• _Stated problem_:
Give the number of lines in this listing that contain the word "governed", and nothing else.

[Dataset excerpt]
>> start

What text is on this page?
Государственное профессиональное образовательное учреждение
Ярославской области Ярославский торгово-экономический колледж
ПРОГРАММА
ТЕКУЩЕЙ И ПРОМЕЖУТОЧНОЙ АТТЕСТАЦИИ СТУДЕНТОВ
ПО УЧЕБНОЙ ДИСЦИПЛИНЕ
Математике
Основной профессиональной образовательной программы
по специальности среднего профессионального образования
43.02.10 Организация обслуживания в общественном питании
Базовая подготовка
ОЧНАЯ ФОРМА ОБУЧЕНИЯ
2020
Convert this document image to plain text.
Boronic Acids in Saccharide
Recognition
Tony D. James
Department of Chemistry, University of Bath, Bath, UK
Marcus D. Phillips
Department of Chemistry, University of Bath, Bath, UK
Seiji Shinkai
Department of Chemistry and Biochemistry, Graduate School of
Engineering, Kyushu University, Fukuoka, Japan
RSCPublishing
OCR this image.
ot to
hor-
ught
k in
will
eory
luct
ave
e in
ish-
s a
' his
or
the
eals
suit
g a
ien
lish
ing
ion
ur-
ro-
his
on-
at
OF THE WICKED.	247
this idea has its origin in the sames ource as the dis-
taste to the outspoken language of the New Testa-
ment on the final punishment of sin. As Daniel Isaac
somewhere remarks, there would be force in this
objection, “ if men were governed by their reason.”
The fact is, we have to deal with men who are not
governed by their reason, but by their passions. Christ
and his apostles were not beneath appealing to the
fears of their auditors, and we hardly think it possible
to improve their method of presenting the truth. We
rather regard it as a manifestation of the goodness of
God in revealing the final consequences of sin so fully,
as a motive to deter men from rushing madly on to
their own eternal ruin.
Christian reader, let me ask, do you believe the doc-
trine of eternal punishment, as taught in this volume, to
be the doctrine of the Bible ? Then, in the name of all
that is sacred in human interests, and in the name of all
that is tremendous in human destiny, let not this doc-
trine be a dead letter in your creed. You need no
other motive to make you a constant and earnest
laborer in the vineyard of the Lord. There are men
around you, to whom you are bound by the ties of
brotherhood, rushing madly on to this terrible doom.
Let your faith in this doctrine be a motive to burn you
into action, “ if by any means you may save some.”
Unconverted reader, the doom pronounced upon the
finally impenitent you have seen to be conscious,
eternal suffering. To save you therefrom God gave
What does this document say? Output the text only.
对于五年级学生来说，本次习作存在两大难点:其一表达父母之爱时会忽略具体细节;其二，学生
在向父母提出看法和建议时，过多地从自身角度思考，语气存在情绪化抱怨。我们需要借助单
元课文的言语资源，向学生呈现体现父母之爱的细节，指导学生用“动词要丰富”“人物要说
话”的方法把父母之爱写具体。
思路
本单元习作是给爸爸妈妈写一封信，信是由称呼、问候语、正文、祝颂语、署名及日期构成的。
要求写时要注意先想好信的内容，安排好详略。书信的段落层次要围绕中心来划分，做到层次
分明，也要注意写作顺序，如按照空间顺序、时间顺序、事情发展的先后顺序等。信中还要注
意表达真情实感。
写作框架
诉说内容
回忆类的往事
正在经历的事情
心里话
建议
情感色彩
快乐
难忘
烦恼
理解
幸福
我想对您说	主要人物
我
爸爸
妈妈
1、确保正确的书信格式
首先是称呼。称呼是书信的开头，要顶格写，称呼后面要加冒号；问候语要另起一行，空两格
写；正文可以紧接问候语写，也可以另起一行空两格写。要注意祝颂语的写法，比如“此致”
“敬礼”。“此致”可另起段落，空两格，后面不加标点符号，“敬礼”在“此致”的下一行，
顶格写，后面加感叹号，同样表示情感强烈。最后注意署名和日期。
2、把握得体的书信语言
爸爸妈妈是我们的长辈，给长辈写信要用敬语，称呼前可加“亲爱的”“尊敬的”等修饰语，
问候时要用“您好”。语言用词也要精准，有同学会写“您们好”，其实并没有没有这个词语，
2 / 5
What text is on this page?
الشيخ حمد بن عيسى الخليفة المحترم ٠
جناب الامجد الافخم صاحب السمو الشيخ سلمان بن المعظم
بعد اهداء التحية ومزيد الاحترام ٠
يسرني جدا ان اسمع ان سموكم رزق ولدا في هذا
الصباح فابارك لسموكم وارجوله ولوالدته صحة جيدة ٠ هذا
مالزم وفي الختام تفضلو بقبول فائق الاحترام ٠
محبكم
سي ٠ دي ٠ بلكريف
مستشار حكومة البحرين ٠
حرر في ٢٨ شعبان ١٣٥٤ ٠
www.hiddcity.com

>> end

• _Reply_:
2